Job:
Please copy all the lines that follow, word for word.

________________________

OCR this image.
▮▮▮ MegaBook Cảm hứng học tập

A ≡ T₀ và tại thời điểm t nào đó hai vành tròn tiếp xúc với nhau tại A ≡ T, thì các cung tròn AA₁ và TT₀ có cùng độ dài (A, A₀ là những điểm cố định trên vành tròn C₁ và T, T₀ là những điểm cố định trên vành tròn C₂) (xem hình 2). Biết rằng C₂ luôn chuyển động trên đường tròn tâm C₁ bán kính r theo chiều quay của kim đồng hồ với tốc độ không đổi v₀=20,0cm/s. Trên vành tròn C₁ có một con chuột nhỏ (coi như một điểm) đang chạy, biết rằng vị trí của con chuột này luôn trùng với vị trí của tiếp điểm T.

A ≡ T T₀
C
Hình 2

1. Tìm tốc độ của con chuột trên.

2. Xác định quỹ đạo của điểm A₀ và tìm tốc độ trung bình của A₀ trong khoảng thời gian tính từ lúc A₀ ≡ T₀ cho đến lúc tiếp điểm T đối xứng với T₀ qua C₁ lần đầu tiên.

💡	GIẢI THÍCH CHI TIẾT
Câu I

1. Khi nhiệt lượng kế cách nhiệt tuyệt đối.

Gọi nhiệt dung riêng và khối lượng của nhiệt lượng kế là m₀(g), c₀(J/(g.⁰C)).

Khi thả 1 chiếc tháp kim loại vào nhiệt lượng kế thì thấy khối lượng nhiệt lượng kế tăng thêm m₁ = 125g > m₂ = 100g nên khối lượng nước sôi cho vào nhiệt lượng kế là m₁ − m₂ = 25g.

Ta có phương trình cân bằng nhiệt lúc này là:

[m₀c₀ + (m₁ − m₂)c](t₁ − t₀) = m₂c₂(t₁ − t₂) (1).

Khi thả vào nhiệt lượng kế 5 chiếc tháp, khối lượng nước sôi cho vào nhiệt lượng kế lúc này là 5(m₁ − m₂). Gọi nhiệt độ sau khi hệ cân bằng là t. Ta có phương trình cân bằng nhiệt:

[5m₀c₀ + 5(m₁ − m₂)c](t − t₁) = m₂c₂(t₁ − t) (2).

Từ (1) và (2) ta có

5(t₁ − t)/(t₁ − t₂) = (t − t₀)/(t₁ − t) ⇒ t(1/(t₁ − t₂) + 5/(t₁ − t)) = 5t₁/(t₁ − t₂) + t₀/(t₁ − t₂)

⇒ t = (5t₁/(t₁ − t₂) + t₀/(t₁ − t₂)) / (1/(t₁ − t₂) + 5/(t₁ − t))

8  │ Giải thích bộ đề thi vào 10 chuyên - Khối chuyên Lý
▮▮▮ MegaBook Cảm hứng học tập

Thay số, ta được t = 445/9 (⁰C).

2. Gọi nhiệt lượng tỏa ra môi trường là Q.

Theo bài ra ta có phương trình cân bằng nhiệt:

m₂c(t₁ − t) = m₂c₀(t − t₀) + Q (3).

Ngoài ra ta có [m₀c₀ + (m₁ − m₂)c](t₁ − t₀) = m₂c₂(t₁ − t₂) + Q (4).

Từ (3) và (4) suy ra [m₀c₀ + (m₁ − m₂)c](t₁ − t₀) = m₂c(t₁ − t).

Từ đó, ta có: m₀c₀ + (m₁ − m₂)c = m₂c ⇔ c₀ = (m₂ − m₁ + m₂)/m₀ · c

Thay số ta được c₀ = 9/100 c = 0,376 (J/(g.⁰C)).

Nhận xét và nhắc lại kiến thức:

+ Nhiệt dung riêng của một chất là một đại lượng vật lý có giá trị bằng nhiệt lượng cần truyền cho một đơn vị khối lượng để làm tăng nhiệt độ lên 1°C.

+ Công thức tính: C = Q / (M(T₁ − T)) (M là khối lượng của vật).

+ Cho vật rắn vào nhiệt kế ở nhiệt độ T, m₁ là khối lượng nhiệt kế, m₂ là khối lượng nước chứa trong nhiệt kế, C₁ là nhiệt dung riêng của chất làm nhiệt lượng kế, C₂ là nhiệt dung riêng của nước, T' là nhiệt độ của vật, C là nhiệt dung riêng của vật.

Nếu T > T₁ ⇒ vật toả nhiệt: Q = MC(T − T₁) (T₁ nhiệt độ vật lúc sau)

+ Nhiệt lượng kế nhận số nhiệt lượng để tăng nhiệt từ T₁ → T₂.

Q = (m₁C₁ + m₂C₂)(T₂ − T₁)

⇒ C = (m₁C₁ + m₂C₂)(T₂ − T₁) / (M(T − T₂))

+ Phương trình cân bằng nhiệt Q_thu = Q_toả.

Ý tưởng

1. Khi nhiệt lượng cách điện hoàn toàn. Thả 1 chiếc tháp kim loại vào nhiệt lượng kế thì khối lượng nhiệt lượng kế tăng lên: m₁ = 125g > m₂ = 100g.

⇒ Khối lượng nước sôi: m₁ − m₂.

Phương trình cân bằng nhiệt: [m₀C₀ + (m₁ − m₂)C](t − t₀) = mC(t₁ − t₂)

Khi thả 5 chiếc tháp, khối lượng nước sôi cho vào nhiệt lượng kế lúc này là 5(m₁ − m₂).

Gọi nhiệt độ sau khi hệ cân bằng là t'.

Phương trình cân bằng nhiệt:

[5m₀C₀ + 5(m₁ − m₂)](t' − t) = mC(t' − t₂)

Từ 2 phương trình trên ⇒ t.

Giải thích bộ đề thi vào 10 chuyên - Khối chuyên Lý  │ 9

________________________

Full solution:
OCR this image.
▮▮▮ MegaBook Cảm hứng học tập

A ≡ T₀ và tại thời điểm t nào đó hai vành tròn tiếp xúc với nhau tại A ≡ T, thì các cung tròn AA₁ và TT₀ có cùng độ dài (A, A₀ là những điểm cố định trên vành tròn C₁ và T, T₀ là những điểm cố định trên vành tròn C₂) (xem hình 2). Biết rằng C₂ luôn chuyển động trên đường tròn tâm C₁ bán kính r theo chiều quay của kim đồng hồ với tốc độ không đổi v₀=20,0cm/s. Trên vành tròn C₁ có một con chuột nhỏ (coi như một điểm) đang chạy, biết rằng vị trí của con chuột này luôn trùng với vị trí của tiếp điểm T.

A ≡ T T₀
C
Hình 2

1. Tìm tốc độ của con chuột trên.

2. Xác định quỹ đạo của điểm A₀ và tìm tốc độ trung bình của A₀ trong khoảng thời gian tính từ lúc A₀ ≡ T₀ cho đến lúc tiếp điểm T đối xứng với T₀ qua C₁ lần đầu tiên.

💡	GIẢI THÍCH CHI TIẾT
Câu I

1. Khi nhiệt lượng kế cách nhiệt tuyệt đối.

Gọi nhiệt dung riêng và khối lượng của nhiệt lượng kế là m₀(g), c₀(J/(g.⁰C)).

Khi thả 1 chiếc tháp kim loại vào nhiệt lượng kế thì thấy khối lượng nhiệt lượng kế tăng thêm m₁ = 125g > m₂ = 100g nên khối lượng nước sôi cho vào nhiệt lượng kế là m₁ − m₂ = 25g.

Ta có phương trình cân bằng nhiệt lúc này là:

[m₀c₀ + (m₁ − m₂)c](t₁ − t₀) = m₂c₂(t₁ − t₂) (1).

Khi thả vào nhiệt lượng kế 5 chiếc tháp, khối lượng nước sôi cho vào nhiệt lượng kế lúc này là 5(m₁ − m₂). Gọi nhiệt độ sau khi hệ cân bằng là t. Ta có phương trình cân bằng nhiệt:

[5m₀c₀ + 5(m₁ − m₂)c](t − t₁) = m₂c₂(t₁ − t) (2).

Từ (1) và (2) ta có

5(t₁ − t)/(t₁ − t₂) = (t − t₀)/(t₁ − t) ⇒ t(1/(t₁ − t₂) + 5/(t₁ − t)) = 5t₁/(t₁ − t₂) + t₀/(t₁ − t₂)

⇒ t = (5t₁/(t₁ − t₂) + t₀/(t₁ − t₂)) / (1/(t₁ − t₂) + 5/(t₁ − t))

8  │ Giải thích bộ đề thi vào 10 chuyên - Khối chuyên Lý
▮▮▮ MegaBook Cảm hứng học tập

Thay số, ta được t = 445/9 (⁰C).

2. Gọi nhiệt lượng tỏa ra môi trường là Q.

Theo bài ra ta có phương trình cân bằng nhiệt:

m₂c(t₁ − t) = m₂c₀(t − t₀) + Q (3).

Ngoài ra ta có [m₀c₀ + (m₁ − m₂)c](t₁ − t₀) = m₂c₂(t₁ − t₂) + Q (4).

Từ (3) và (4) suy ra [m₀c₀ + (m₁ − m₂)c](t₁ − t₀) = m₂c(t₁ − t).

Từ đó, ta có: m₀c₀ + (m₁ − m₂)c = m₂c ⇔ c₀ = (m₂ − m₁ + m₂)/m₀ · c

Thay số ta được c₀ = 9/100 c = 0,376 (J/(g.⁰C)).

Nhận xét và nhắc lại kiến thức:

+ Nhiệt dung riêng của một chất là một đại lượng vật lý có giá trị bằng nhiệt lượng cần truyền cho một đơn vị khối lượng để làm tăng nhiệt độ lên 1°C.

+ Công thức tính: C = Q / (M(T₁ − T)) (M là khối lượng của vật).

+ Cho vật rắn vào nhiệt kế ở nhiệt độ T, m₁ là khối lượng nhiệt kế, m₂ là khối lượng nước chứa trong nhiệt kế, C₁ là nhiệt dung riêng của chất làm nhiệt lượng kế, C₂ là nhiệt dung riêng của nước, T' là nhiệt độ của vật, C là nhiệt dung riêng của vật.

Nếu T > T₁ ⇒ vật toả nhiệt: Q = MC(T − T₁) (T₁ nhiệt độ vật lúc sau)

+ Nhiệt lượng kế nhận số nhiệt lượng để tăng nhiệt từ T₁ → T₂.

Q = (m₁C₁ + m₂C₂)(T₂ − T₁)

⇒ C = (m₁C₁ + m₂C₂)(T₂ − T₁) / (M(T − T₂))

+ Phương trình cân bằng nhiệt Q_thu = Q_toả.

Ý tưởng

1. Khi nhiệt lượng cách điện hoàn toàn. Thả 1 chiếc tháp kim loại vào nhiệt lượng kế thì khối lượng nhiệt lượng kế tăng lên: m₁ = 125g > m₂ = 100g.

⇒ Khối lượng nước sôi: m₁ − m₂.

Phương trình cân bằng nhiệt: [m₀C₀ + (m₁ − m₂)C](t − t₀) = mC(t₁ − t₂)

Khi thả 5 chiếc tháp, khối lượng nước sôi cho vào nhiệt lượng kế lúc này là 5(m₁ − m₂).

Gọi nhiệt độ sau khi hệ cân bằng là t'.

Phương trình cân bằng nhiệt:

[5m₀C₀ + 5(m₁ − m₂)](t' − t) = mC(t' − t₂)

Từ 2 phương trình trên ⇒ t.

Giải thích bộ đề thi vào 10 chuyên - Khối chuyên Lý  │ 9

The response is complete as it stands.